Document segment.
○ ○ ○ ○ ○

Chuck Taylor of Billboard gave a positive assessment, stating that "Better in Time" is of "equal caliber to its predecessor ["Bleeding Love"], with a one-listen hook, elegant chug-along melody, a lyric about healing and Lewis' unquestionably emotive vocal versatility". Nicole Frehsée of Rolling Stone described the vocals as "falsetto-soaked" and "butter-smooth", and compared the lyrics to those of "I Will Survive", by Gloria Gaynor.

Sarah Rodman of The Boston Globe called it a "'love takes time' rumination", and, along with another song of the album ("I Will Be"), described it as "predictable". Sean Fennessey for Vibe noted that the track "is the best thing [on the album], is mannered and takes nearly three minutes to get off the ground". It ranked at number four on the "10 Best Singles of 2008" list by American magazine Entertainment Weekly. Sarah Walters found it strange that the song was selected for the Sport Relief since it has no sport-related lyrics, but described Lewis's vocals as "warbly".

"Better in Time" was nominated at the 2009 BRIT Awards in the category of Best British Single, and was later included on the awards' compilation album.

==Chart performance==
The double A-side "Better in Time" and "Footprints in the Sand" debuted at number 74 on the UK Singles Chart on 1 March 2008. Rising 36 places, it entered in the top 40 the following week, at number 38. On its fourth week, the song reached its peak position at number two, selling 40,476 copies, though it was kept from the top spot by Duffy's "Mercy". According to Alan Jones of Music Week, releasing both songs as a double A-side contributed to this, as the 7,525 copies sold individually by "Footprints in the Sand" during that week kept the single from surpassing "Mercy". The entry became Lewis's third single to reach the UK top five. The double A-side was certified as platinum by the British Phonographic Industry (BPI).

○ ○ ○ ○ ○

Extracted data.

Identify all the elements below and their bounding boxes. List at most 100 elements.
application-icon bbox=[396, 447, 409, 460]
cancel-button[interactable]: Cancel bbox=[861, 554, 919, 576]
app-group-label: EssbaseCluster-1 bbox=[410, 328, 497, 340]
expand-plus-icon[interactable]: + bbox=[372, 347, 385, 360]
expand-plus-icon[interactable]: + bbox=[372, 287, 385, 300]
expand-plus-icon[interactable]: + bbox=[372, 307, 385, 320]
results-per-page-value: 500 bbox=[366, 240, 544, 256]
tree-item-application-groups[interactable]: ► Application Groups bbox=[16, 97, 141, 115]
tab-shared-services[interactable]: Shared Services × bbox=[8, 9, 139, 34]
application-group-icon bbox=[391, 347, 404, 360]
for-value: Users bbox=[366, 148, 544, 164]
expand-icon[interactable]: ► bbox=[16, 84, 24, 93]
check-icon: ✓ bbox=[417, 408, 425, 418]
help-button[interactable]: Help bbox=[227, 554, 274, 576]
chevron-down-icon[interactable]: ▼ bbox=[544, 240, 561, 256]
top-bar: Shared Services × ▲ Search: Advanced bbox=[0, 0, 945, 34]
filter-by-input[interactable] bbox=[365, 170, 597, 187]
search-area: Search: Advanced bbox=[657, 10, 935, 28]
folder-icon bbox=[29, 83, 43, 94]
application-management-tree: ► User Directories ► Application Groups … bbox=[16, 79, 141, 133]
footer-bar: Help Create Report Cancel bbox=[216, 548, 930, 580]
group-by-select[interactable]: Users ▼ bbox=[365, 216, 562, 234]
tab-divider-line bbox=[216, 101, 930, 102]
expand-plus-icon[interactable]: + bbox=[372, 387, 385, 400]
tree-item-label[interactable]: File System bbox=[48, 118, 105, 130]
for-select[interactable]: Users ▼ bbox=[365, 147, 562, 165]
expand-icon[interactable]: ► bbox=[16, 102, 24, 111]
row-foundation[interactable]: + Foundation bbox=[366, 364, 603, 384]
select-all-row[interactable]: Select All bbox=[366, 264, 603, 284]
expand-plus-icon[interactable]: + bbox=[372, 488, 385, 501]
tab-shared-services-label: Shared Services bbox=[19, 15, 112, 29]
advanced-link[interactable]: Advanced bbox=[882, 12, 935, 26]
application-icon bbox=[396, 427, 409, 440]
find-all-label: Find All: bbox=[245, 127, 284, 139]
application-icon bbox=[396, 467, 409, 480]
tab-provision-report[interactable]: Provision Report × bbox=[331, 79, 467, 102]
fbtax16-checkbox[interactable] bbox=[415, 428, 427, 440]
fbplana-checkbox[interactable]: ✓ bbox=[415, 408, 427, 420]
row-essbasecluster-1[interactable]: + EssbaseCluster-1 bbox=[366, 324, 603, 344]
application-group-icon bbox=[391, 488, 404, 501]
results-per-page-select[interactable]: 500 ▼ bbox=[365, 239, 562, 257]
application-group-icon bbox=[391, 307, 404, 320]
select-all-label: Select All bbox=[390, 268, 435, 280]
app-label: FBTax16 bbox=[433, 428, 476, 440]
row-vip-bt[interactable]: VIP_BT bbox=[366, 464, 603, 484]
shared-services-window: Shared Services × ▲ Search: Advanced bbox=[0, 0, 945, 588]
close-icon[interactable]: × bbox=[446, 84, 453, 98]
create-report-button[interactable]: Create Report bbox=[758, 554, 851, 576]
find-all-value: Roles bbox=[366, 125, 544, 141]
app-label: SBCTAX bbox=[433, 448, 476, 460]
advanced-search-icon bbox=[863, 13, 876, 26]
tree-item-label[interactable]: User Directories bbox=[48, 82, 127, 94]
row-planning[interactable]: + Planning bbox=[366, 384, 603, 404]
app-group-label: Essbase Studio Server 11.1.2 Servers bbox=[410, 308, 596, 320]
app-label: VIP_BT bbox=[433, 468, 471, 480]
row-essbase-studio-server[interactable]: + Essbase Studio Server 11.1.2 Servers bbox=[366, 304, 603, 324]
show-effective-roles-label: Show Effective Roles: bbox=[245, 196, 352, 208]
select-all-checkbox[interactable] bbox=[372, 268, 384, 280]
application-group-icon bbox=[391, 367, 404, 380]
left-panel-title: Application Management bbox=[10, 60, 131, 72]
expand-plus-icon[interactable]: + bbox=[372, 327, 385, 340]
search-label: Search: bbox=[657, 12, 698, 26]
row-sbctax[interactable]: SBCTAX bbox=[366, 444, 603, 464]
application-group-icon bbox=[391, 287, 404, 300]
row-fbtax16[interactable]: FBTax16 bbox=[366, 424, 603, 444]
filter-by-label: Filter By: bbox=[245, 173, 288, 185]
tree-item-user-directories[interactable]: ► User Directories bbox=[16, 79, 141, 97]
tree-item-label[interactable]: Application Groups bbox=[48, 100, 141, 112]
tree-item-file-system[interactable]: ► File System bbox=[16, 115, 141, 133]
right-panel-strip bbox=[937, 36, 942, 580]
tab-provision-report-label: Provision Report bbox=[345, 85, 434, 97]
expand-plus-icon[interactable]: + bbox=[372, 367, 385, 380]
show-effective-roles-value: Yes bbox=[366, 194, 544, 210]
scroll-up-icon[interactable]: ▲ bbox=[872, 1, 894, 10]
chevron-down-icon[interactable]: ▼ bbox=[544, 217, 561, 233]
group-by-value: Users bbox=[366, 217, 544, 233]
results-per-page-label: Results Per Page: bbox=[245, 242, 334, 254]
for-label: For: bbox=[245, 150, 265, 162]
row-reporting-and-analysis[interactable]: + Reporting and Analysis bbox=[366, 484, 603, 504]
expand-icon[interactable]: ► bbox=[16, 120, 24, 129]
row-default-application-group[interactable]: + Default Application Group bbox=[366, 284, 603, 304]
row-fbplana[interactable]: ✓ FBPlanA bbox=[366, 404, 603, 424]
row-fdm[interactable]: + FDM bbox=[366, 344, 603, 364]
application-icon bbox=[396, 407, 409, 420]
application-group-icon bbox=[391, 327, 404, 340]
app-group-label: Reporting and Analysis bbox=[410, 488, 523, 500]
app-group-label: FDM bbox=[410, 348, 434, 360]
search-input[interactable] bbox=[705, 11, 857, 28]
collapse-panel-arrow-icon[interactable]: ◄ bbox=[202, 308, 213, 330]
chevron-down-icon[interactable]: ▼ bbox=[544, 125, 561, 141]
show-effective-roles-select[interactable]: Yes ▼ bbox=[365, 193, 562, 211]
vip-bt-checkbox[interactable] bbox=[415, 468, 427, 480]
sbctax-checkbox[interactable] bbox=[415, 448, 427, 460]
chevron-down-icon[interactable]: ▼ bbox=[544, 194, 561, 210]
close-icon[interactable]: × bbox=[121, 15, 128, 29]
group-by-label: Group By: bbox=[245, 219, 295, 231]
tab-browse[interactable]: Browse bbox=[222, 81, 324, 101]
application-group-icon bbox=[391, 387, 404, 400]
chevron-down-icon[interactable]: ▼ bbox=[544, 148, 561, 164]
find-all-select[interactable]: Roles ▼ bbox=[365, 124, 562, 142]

○ ○ ○ ○ ○

What to do.
Continue the piece on "Better in Time" from the point where it stops. The records have nothing to do with this.

Response for this exercise.
"Better in Time" and "Footprints in the Sand" debuted in the German charts on 16 June 2008 at number five. Although the single fell out the top ten the following week, in the issue dated 27 July, it returned to the top five, later peaking at number two. The double A-side debuted and peaked at number eight on the European Hot 100 Singles in the issue ending 29 March 2008, becoming the highest debut of the week. Moreover, "Better in Time" also had an individual success in the chart, eventually reached number seven on the chart in the week ending 2 August 2008.

Separately, in Denmark, "Better in Time" entered the charts at number twenty-nine on 9 May 2008, and managed to rise twenty-three places in the next two weeks, peaking at number three on 6 June 2008. It briefly slipped two places the following week, but returned to number three, where it stayed for three weeks. Later the International Federation of the Phonographic Industry (IFPI) certified the single as gold. The song also debuted at number 34 on New Zealand's RIANZ Chart on 17 March 2008, eventually reaching number nine after five weeks, and by its seventh week had climbed to number six, thereby becoming her second consecutive top ten hit in the country. In the Australian charts, it debuted at number 32 on 27 April 2008, reaching the top ten two weeks later, her second single to secure the top ten. On 25 May 2008 "Better in Time" reached its peak position, at number six, and remained within the top fifty for eighteen weeks. It was later certified gold by the Australian Recording Industry Association (ARIA). In Switzerland, the track debuted at number thirteen as the week's highest new entry. On 27 July 2008, its ninth week, it reached its peak position at number five, becoming Lewis's second top-five hit in the country. It remained in the top ten for eleven weeks and last appeared on the chart on 22 March 2009, forty-two weeks after its debut.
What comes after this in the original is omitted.